Persistence in Content Creation

00:13:57
Speaker
I also mean, as someone with a lot more experience in paid media that is starting to play around with the content game a little bit, it's a lot harder and a lot more frustrating too. With a paid ad, I can pretty much guarantee a result with a specific methodology to a certain extent, but with organic content,
00:14:19
Speaker
And you could spend two hours trying to craft the perfect LinkedIn message, and then you get crickets. And that can be demoralizing for sure. And that could happen for literally months. One of our students that went through our course, Alex Smith, he's a strategist for consumer brands. And he's, I don't know, in his 40s maybe,
00:14:47
Speaker
He's a great writer. And when he started, his LinkedIn literally had like 500 followers. And he was posting for, I don't know, god, months. And we celebrated when he finally hit 1,000. And they created a post that got over 8,000 likes, and he went to 22,000 followers. And then he hit 30,000 followers by the end of the week. So it was, I don't know if you've seen Jack Butcher's
00:15:16
Speaker
graph where it's just like flat, flat, flat. And then there's like an arrow saying, this is pointless. And then right after it, it goes, that is like basically Alex Smith story to a T and that it's like literally nothing. And then everything all at once. So it's, yeah, it can be quite demoralizing to spend because to be writing content as a founder, like you're already busy.

[Collected data]
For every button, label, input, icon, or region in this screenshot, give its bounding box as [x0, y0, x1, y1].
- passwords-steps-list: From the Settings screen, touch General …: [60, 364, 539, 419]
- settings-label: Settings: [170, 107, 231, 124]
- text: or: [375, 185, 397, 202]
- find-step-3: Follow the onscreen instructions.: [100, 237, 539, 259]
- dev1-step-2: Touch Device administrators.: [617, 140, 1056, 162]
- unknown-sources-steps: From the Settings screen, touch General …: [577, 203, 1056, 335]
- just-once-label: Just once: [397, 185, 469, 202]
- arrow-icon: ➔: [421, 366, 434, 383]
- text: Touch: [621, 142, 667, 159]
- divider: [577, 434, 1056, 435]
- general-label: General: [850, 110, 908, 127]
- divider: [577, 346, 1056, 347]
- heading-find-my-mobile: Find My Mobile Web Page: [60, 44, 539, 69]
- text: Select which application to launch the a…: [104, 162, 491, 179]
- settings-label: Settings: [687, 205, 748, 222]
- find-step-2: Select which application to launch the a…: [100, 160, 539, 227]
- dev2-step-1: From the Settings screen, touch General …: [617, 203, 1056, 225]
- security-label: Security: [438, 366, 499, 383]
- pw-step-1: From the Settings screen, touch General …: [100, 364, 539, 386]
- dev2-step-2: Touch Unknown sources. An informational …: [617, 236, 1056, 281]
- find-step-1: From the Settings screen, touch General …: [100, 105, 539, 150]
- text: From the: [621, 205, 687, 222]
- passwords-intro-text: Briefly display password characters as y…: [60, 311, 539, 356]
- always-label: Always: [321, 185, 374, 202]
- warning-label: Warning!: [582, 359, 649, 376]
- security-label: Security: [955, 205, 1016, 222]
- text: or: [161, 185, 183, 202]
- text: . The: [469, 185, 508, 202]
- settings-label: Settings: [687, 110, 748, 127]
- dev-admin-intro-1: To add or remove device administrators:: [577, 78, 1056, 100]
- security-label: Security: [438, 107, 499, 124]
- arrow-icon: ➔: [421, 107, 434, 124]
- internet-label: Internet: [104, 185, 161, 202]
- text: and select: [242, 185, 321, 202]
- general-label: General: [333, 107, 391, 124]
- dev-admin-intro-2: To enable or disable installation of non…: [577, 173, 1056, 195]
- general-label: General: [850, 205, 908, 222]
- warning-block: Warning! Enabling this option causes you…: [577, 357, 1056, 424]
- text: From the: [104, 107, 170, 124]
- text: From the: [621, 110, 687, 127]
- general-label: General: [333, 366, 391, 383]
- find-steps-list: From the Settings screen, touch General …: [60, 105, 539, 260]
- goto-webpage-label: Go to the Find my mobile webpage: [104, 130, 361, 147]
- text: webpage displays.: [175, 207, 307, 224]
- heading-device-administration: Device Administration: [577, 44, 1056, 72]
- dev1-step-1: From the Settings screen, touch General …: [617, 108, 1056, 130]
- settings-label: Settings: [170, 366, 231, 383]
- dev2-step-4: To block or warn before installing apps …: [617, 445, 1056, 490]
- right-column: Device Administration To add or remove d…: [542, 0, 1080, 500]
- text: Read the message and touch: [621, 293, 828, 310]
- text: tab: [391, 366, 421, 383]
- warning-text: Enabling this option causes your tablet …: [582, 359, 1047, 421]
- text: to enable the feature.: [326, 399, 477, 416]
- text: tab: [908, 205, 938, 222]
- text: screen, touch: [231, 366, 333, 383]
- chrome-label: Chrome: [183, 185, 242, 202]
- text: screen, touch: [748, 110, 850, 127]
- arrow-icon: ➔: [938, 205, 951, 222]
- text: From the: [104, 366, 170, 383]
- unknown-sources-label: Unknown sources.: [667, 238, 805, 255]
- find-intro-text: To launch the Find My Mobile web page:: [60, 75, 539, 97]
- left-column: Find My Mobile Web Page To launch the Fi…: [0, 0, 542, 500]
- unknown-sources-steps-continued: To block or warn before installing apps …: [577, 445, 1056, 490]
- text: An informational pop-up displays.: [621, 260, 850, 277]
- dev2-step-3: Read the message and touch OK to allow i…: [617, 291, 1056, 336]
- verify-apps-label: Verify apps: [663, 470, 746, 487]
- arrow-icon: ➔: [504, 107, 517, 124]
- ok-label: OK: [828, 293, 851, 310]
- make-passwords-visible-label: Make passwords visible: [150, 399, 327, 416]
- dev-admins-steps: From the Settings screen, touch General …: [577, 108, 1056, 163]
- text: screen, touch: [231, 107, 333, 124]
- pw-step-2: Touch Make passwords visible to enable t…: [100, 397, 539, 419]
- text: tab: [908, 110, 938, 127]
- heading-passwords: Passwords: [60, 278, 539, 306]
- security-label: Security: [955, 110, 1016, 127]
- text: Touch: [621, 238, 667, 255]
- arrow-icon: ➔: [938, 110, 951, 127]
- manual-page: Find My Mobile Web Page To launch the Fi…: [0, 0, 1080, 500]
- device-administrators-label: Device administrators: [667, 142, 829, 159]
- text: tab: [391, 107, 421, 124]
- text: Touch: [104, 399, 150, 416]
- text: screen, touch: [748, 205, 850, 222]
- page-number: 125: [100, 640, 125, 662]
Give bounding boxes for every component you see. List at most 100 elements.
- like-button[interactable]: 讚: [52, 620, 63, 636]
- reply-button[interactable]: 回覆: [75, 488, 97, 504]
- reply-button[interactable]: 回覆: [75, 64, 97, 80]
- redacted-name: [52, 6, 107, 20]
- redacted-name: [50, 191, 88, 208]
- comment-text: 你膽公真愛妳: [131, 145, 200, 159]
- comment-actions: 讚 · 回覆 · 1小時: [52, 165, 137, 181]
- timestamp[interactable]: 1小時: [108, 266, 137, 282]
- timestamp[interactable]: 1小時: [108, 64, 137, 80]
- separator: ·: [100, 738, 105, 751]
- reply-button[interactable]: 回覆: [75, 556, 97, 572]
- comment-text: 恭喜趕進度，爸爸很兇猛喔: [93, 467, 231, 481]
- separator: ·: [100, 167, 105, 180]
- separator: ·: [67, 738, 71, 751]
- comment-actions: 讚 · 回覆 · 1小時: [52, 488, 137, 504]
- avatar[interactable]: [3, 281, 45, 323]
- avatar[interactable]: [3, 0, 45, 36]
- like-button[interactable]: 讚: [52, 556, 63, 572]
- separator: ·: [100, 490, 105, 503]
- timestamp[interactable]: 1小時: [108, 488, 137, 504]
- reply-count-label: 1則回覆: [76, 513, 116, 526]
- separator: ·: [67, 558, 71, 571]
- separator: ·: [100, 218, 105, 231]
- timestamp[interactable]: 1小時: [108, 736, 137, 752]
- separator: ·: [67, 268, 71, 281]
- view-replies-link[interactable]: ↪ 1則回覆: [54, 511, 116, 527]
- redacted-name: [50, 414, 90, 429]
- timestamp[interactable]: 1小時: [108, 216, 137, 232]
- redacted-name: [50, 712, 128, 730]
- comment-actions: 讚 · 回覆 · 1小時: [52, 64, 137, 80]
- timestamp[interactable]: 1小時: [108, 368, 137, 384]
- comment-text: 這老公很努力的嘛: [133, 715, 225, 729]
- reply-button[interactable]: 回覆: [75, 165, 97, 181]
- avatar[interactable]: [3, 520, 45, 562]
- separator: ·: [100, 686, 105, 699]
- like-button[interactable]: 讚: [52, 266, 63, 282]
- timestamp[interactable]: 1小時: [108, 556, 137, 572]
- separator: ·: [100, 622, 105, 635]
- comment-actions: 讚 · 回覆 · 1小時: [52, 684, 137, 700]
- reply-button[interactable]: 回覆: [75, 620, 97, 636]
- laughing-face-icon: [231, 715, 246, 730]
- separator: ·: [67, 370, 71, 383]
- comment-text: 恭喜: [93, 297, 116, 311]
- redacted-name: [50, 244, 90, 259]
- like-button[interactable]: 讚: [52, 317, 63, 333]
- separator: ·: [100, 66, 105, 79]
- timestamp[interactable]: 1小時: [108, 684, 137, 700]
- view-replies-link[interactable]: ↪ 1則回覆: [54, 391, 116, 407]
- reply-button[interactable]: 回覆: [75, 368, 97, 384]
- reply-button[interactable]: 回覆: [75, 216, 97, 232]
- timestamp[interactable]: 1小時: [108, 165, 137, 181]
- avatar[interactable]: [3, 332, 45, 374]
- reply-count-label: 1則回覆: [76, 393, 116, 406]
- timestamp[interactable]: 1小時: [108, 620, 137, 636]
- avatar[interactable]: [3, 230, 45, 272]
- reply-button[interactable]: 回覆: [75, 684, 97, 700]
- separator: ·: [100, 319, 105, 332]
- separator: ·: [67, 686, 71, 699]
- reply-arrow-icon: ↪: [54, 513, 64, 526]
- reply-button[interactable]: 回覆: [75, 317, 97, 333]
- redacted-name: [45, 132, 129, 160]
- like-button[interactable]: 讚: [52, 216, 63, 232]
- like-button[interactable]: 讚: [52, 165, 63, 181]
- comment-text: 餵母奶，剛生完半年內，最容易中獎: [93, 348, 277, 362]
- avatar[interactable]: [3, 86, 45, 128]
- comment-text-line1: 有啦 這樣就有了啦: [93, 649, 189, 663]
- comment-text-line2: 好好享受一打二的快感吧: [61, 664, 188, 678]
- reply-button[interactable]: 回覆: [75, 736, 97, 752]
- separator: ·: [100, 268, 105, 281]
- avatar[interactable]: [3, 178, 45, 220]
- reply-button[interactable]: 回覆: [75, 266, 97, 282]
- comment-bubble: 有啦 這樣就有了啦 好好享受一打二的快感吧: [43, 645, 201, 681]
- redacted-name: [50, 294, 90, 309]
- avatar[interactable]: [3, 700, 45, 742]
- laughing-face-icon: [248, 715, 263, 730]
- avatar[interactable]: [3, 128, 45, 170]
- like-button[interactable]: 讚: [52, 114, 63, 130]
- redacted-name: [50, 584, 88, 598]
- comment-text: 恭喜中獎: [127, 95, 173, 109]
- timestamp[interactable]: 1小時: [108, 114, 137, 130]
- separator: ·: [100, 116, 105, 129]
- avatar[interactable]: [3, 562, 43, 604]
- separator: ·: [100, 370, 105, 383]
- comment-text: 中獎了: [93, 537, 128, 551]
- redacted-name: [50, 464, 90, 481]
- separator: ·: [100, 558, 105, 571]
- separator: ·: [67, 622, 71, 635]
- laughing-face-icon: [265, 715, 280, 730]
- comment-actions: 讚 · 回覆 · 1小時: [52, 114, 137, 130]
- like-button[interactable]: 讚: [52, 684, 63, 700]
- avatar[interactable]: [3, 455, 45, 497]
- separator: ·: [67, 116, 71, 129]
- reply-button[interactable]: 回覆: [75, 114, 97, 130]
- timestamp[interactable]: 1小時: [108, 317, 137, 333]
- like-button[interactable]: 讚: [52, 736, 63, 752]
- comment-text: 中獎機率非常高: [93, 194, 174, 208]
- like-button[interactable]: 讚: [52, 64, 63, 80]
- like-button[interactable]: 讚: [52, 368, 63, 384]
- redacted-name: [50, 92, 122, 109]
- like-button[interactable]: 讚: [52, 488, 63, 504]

■ ACTIVITY LIST ■
- a) Using the transcript on persistence in content creation, decide whether each statement agrees with it. Answer yes or no for each, and quote the words that decide it.
(i) Alex Smith is a strategist for consumer brands.
(ii) Alex Smith's LinkedIn had about 5,000 followers when he started.
(iii) Alex Smith reached 30,000 followers by the end of the week.
- b) Answer these questions from the transcript on persistence in content creation:
(i) How long does the speaker say you could spend crafting the perfect LinkedIn message?
(ii) What follower count was celebrated when Alex Smith finally hit it?
(iii) Whose graph does the speaker mention?
This material isn't needed for any of the work here.

■ YOUR WRITTEN ANSWERS ■
- a)
(i) Yes: "he's a strategist for consumer brands"
(ii) No: "his LinkedIn literally had like 500 followers"
(iii) Yes: "he hit 30,000 followers by the end of the week"

- b)
(i) Two hours
(ii) 1,000
(iii) Jack Butcher's